== Data shown ==
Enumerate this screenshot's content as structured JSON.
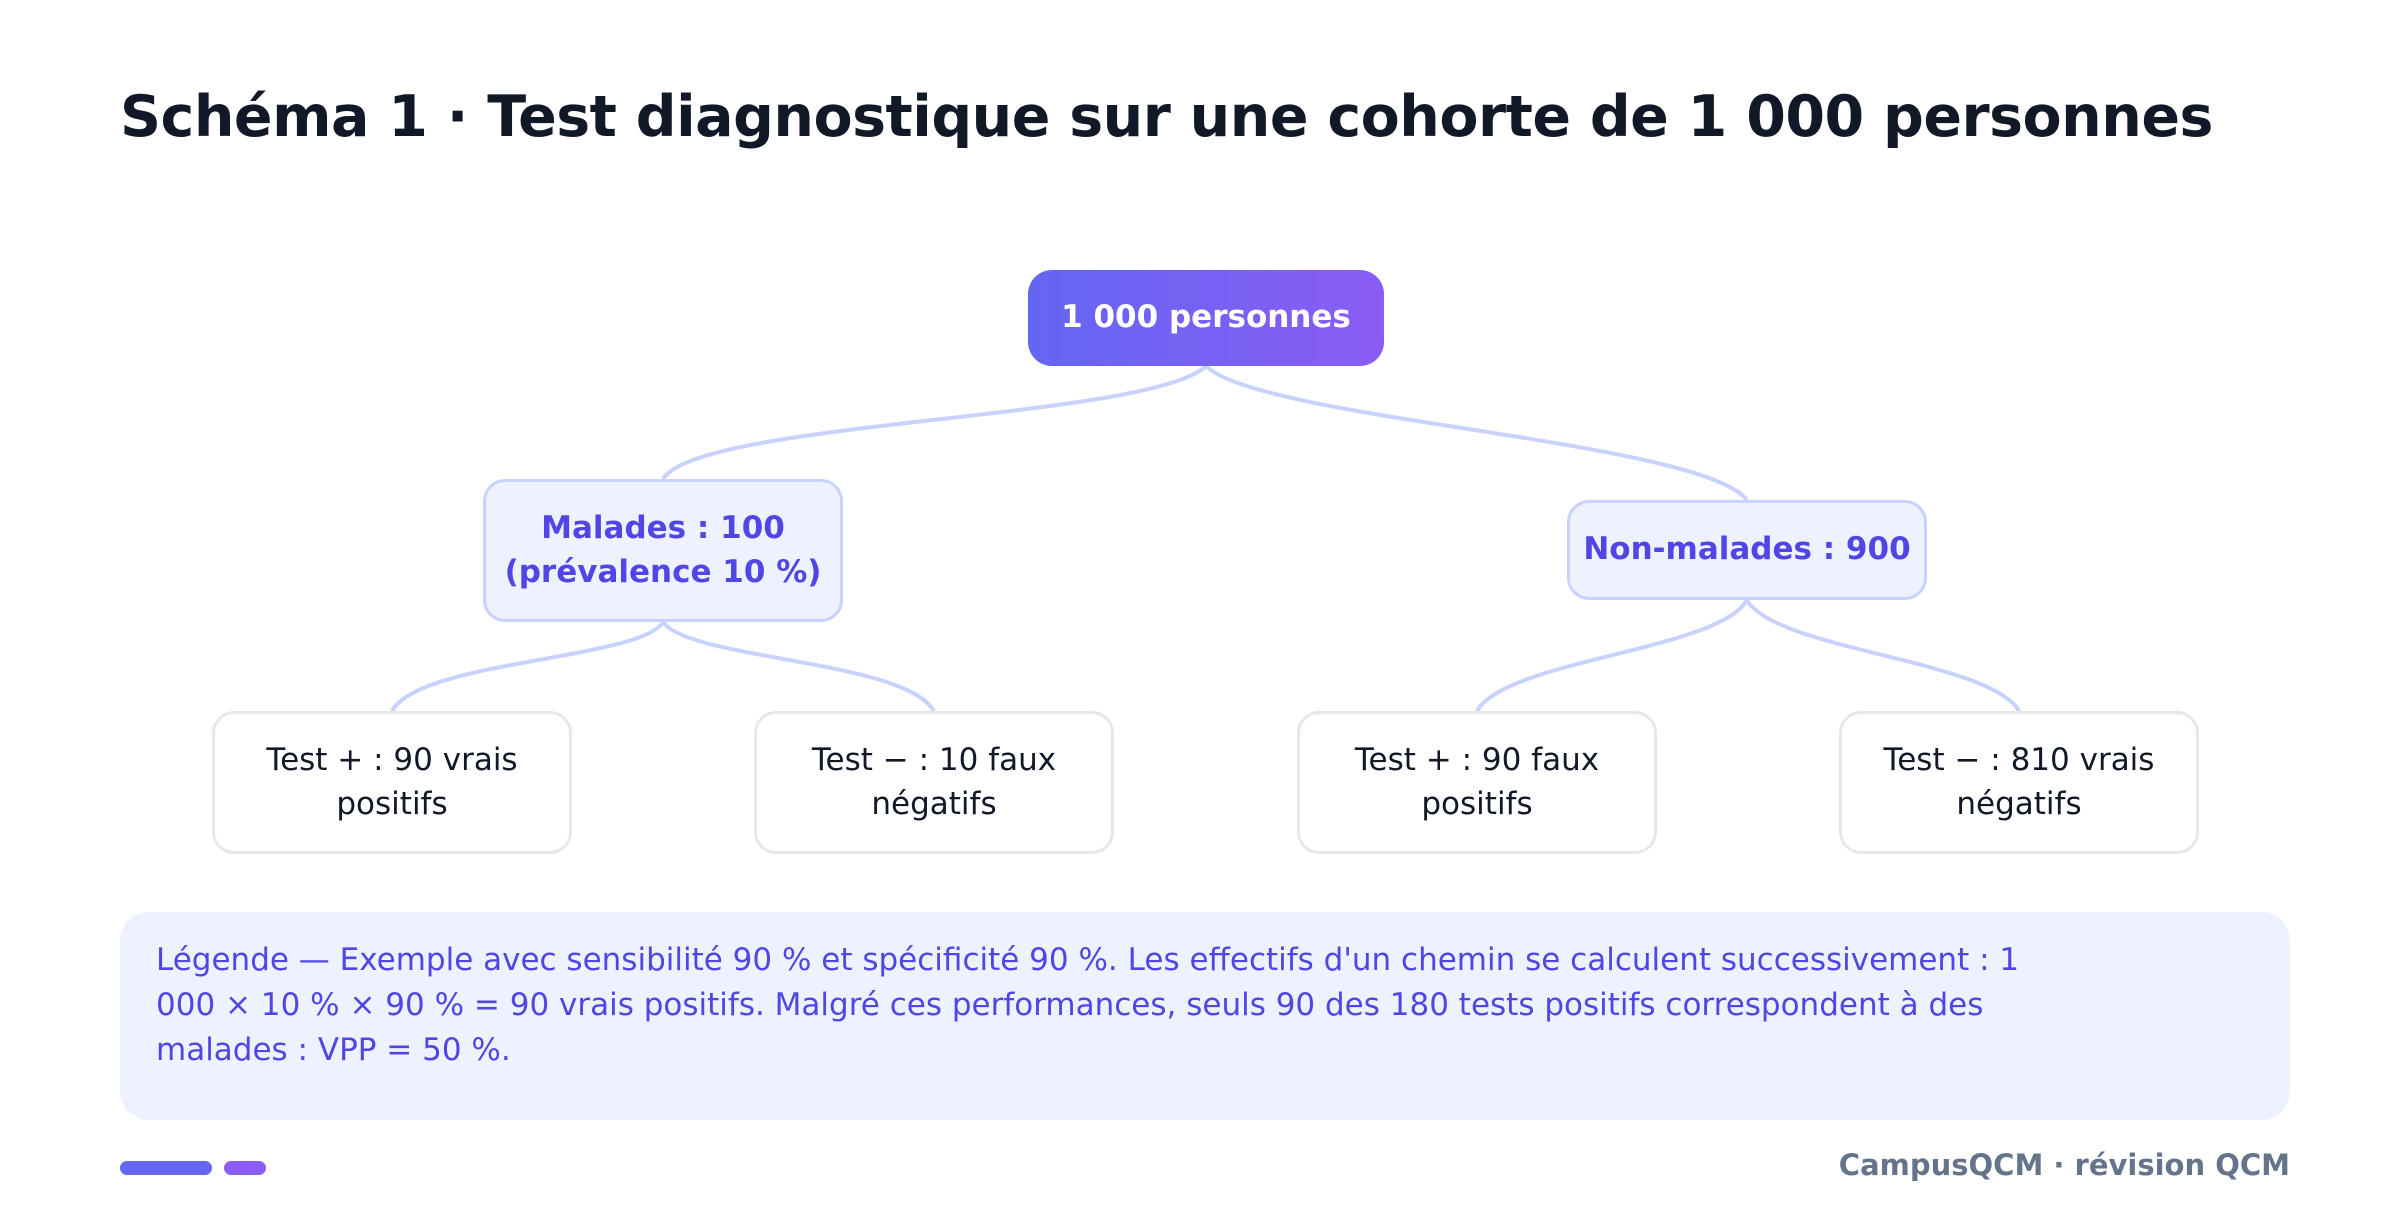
{
  "title": "Schéma 1 · Test diagnostique sur une cohorte de 1 000 personnes",
  "tree": {
    "root": "1 000 personnes",
    "left": {
      "label": "Malades : 100\n(prévalence 10 %)",
      "children": [
        "Test + : 90 vrais positifs",
        "Test − : 10 faux négatifs"
      ]
    },
    "right": {
      "label": "Non-malades : 900",
      "children": [
        "Test + : 90 faux positifs",
        "Test − : 810 vrais négatifs"
      ]
    }
  },
  "legend": "Légende — Exemple avec sensibilité 90 % et spécificité 90 %. Les effectifs d'un chemin se calculent successivement : 1 000 × 10 % × 90 % = 90 vrais positifs. Malgré ces performances, seuls 90 des 180 tests positifs correspondent à des malades : VPP = 50 %.",
  "footer": {
    "brand": "CampusQCM · révision QCM"
  },
  "colors": {
    "accent": "#6366f1",
    "accent_2": "#8b5cf6",
    "node_fill": "#eef2ff",
    "node_text": "#4f46e5",
    "connector": "#c7d2fe"
  }
}
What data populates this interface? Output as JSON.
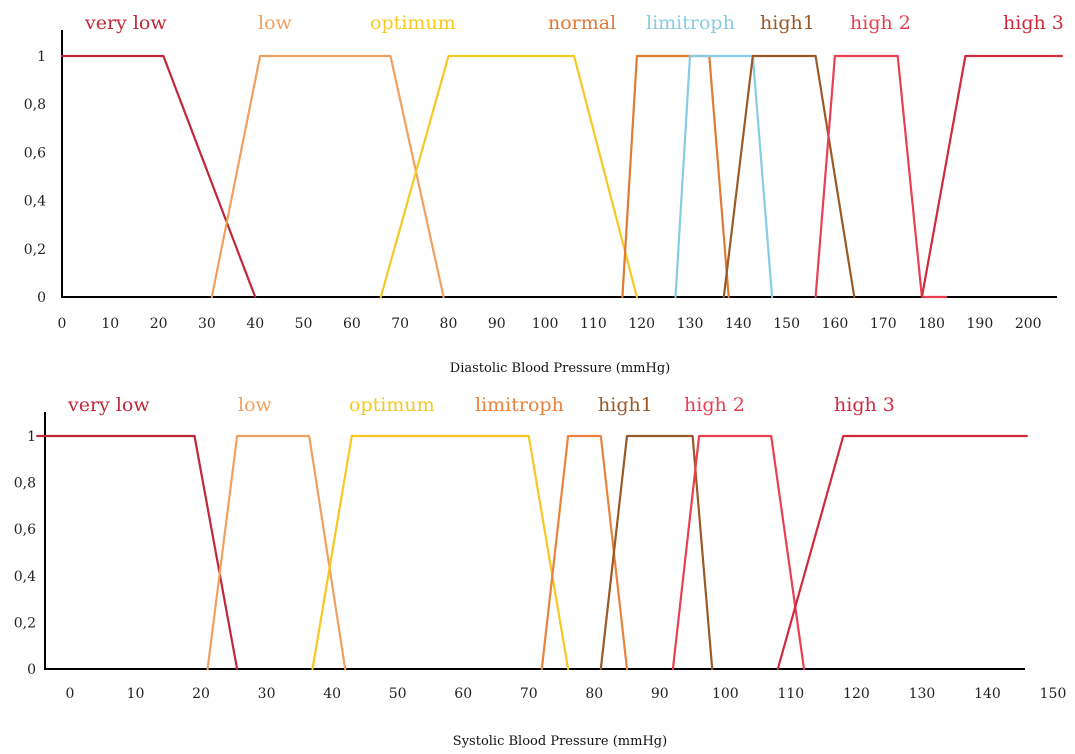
{
  "colors": {
    "very_low": "#c0283a",
    "low": "#f0a060",
    "optimum": "#f6c824",
    "normal": "#e07b35",
    "limitroph_diastolic": "#88cce4",
    "limitroph_systolic": "#e8823c",
    "high1": "#9a5a28",
    "high2": "#e84052",
    "high3": "#d12a3e",
    "axis": "#000000"
  },
  "chart_data": [
    {
      "type": "line",
      "chart_kind": "fuzzy membership functions",
      "title": "",
      "xlabel": "Diastolic Blood Pressure (mmHg)",
      "ylabel": "",
      "xlim": [
        0,
        207
      ],
      "ylim": [
        0,
        1
      ],
      "x_ticks": [
        "0",
        "10",
        "20",
        "30",
        "40",
        "50",
        "60",
        "70",
        "80",
        "90",
        "100",
        "110",
        "120",
        "130",
        "140",
        "150",
        "160",
        "170",
        "180",
        "190",
        "200"
      ],
      "y_ticks": [
        "0",
        "0,2",
        "0,4",
        "0,6",
        "0,8",
        "1"
      ],
      "grid": false,
      "series": [
        {
          "name": "very low",
          "color_key": "very_low",
          "x": [
            0,
            21,
            40
          ],
          "y": [
            1,
            1,
            0
          ]
        },
        {
          "name": "low",
          "color_key": "low",
          "x": [
            31,
            41,
            68,
            79
          ],
          "y": [
            0,
            1,
            1,
            0
          ]
        },
        {
          "name": "optimum",
          "color_key": "optimum",
          "x": [
            66,
            80,
            106,
            119
          ],
          "y": [
            0,
            1,
            1,
            0
          ]
        },
        {
          "name": "normal",
          "color_key": "normal",
          "x": [
            116,
            119,
            134,
            138
          ],
          "y": [
            0,
            1,
            1,
            0
          ]
        },
        {
          "name": "limitroph",
          "color_key": "limitroph_diastolic",
          "x": [
            127,
            130,
            143,
            147
          ],
          "y": [
            0,
            1,
            1,
            0
          ]
        },
        {
          "name": "high1",
          "color_key": "high1",
          "x": [
            137,
            143,
            156,
            164
          ],
          "y": [
            0,
            1,
            1,
            0
          ]
        },
        {
          "name": "high 2",
          "color_key": "high2",
          "x": [
            156,
            160,
            173,
            178,
            183
          ],
          "y": [
            0,
            1,
            1,
            0,
            0
          ]
        },
        {
          "name": "high 3",
          "color_key": "high3",
          "x": [
            178,
            187,
            207
          ],
          "y": [
            0,
            1,
            1
          ]
        }
      ]
    },
    {
      "type": "line",
      "chart_kind": "fuzzy membership functions",
      "title": "",
      "xlabel": "Systolic Blood Pressure (mmHg)",
      "ylabel": "",
      "xlim": [
        -5,
        150
      ],
      "ylim": [
        0,
        1
      ],
      "x_ticks": [
        "0",
        "10",
        "20",
        "30",
        "40",
        "50",
        "60",
        "70",
        "80",
        "90",
        "100",
        "110",
        "120",
        "130",
        "140",
        "150"
      ],
      "y_ticks": [
        "0",
        "0,2",
        "0,4",
        "0,6",
        "0,8",
        "1"
      ],
      "grid": false,
      "series": [
        {
          "name": "very low",
          "color_key": "very_low",
          "x": [
            -5,
            19,
            25.5
          ],
          "y": [
            1,
            1,
            0
          ]
        },
        {
          "name": "low",
          "color_key": "low",
          "x": [
            21,
            25.5,
            36.5,
            42
          ],
          "y": [
            0,
            1,
            1,
            0
          ]
        },
        {
          "name": "optimum",
          "color_key": "optimum",
          "x": [
            37,
            43,
            70,
            76
          ],
          "y": [
            0,
            1,
            1,
            0
          ]
        },
        {
          "name": "limitroph",
          "color_key": "limitroph_systolic",
          "x": [
            72,
            76,
            81,
            85
          ],
          "y": [
            0,
            1,
            1,
            0
          ]
        },
        {
          "name": "high1",
          "color_key": "high1",
          "x": [
            81,
            85,
            95,
            98
          ],
          "y": [
            0,
            1,
            1,
            0
          ]
        },
        {
          "name": "high 2",
          "color_key": "high2",
          "x": [
            92,
            96,
            107,
            112
          ],
          "y": [
            0,
            1,
            1,
            0
          ]
        },
        {
          "name": "high 3",
          "color_key": "high3",
          "x": [
            108,
            118,
            146
          ],
          "y": [
            0,
            1,
            1
          ]
        }
      ]
    }
  ]
}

== Description of the task ==
Quote the listing above in full, except for the pictures.

== Task result ==
Enumerate this screenshot's content as structured JSON.
{
  "title": "Schéma 1 · Test diagnostique sur une cohorte de 1 000 personnes",
  "tree": {
    "root": "1 000 personnes",
    "left": {
      "label": "Malades : 100\n(prévalence 10 %)",
      "children": [
        "Test + : 90 vrais positifs",
        "Test − : 10 faux négatifs"
      ]
    },
    "right": {
      "label": "Non-malades : 900",
      "children": [
        "Test + : 90 faux positifs",
        "Test − : 810 vrais négatifs"
      ]
    }
  },
  "legend": "Légende — Exemple avec sensibilité 90 % et spécificité 90 %. Les effectifs d'un chemin se calculent successivement : 1 000 × 10 % × 90 % = 90 vrais positifs. Malgré ces performances, seuls 90 des 180 tests positifs correspondent à des malades : VPP = 50 %.",
  "footer": {
    "brand": "CampusQCM · révision QCM"
  },
  "colors": {
    "accent": "#6366f1",
    "accent_2": "#8b5cf6",
    "node_fill": "#eef2ff",
    "node_text": "#4f46e5",
    "connector": "#c7d2fe"
  }
}
What data populates this interface? Output as JSON.
{
  "colors": {
    "very_low": "#c0283a",
    "low": "#f0a060",
    "optimum": "#f6c824",
    "normal": "#e07b35",
    "limitroph_diastolic": "#88cce4",
    "limitroph_systolic": "#e8823c",
    "high1": "#9a5a28",
    "high2": "#e84052",
    "high3": "#d12a3e",
    "axis": "#000000"
  },
  "chart_data": [
    {
      "type": "line",
      "chart_kind": "fuzzy membership functions",
      "title": "",
      "xlabel": "Diastolic Blood Pressure (mmHg)",
      "ylabel": "",
      "xlim": [
        0,
        207
      ],
      "ylim": [
        0,
        1
      ],
      "x_ticks": [
        "0",
        "10",
        "20",
        "30",
        "40",
        "50",
        "60",
        "70",
        "80",
        "90",
        "100",
        "110",
        "120",
        "130",
        "140",
        "150",
        "160",
        "170",
        "180",
        "190",
        "200"
      ],
      "y_ticks": [
        "0",
        "0,2",
        "0,4",
        "0,6",
        "0,8",
        "1"
      ],
      "grid": false,
      "series": [
        {
          "name": "very low",
          "color_key": "very_low",
          "x": [
            0,
            21,
            40
          ],
          "y": [
            1,
            1,
            0
          ]
        },
        {
          "name": "low",
          "color_key": "low",
          "x": [
            31,
            41,
            68,
            79
          ],
          "y": [
            0,
            1,
            1,
            0
          ]
        },
        {
          "name": "optimum",
          "color_key": "optimum",
          "x": [
            66,
            80,
            106,
            119
          ],
          "y": [
            0,
            1,
            1,
            0
          ]
        },
        {
          "name": "normal",
          "color_key": "normal",
          "x": [
            116,
            119,
            134,
            138
          ],
          "y": [
            0,
            1,
            1,
            0
          ]
        },
        {
          "name": "limitroph",
          "color_key": "limitroph_diastolic",
          "x": [
            127,
            130,
            143,
            147
          ],
          "y": [
            0,
            1,
            1,
            0
          ]
        },
        {
          "name": "high1",
          "color_key": "high1",
          "x": [
            137,
            143,
            156,
            164
          ],
          "y": [
            0,
            1,
            1,
            0
          ]
        },
        {
          "name": "high 2",
          "color_key": "high2",
          "x": [
            156,
            160,
            173,
            178,
            183
          ],
          "y": [
            0,
            1,
            1,
            0,
            0
          ]
        },
        {
          "name": "high 3",
          "color_key": "high3",
          "x": [
            178,
            187,
            207
          ],
          "y": [
            0,
            1,
            1
          ]
        }
      ]
    },
    {
      "type": "line",
      "chart_kind": "fuzzy membership functions",
      "title": "",
      "xlabel": "Systolic Blood Pressure (mmHg)",
      "ylabel": "",
      "xlim": [
        -5,
        150
      ],
      "ylim": [
        0,
        1
      ],
      "x_ticks": [
        "0",
        "10",
        "20",
        "30",
        "40",
        "50",
        "60",
        "70",
        "80",
        "90",
        "100",
        "110",
        "120",
        "130",
        "140",
        "150"
      ],
      "y_ticks": [
        "0",
        "0,2",
        "0,4",
        "0,6",
        "0,8",
        "1"
      ],
      "grid": false,
      "series": [
        {
          "name": "very low",
          "color_key": "very_low",
          "x": [
            -5,
            19,
            25.5
          ],
          "y": [
            1,
            1,
            0
          ]
        },
        {
          "name": "low",
          "color_key": "low",
          "x": [
            21,
            25.5,
            36.5,
            42
          ],
          "y": [
            0,
            1,
            1,
            0
          ]
        },
        {
          "name": "optimum",
          "color_key": "optimum",
          "x": [
            37,
            43,
            70,
            76
          ],
          "y": [
            0,
            1,
            1,
            0
          ]
        },
        {
          "name": "limitroph",
          "color_key": "limitroph_systolic",
          "x": [
            72,
            76,
            81,
            85
          ],
          "y": [
            0,
            1,
            1,
            0
          ]
        },
        {
          "name": "high1",
          "color_key": "high1",
          "x": [
            81,
            85,
            95,
            98
          ],
          "y": [
            0,
            1,
            1,
            0
          ]
        },
        {
          "name": "high 2",
          "color_key": "high2",
          "x": [
            92,
            96,
            107,
            112
          ],
          "y": [
            0,
            1,
            1,
            0
          ]
        },
        {
          "name": "high 3",
          "color_key": "high3",
          "x": [
            108,
            118,
            146
          ],
          "y": [
            0,
            1,
            1
          ]
        }
      ]
    }
  ]
}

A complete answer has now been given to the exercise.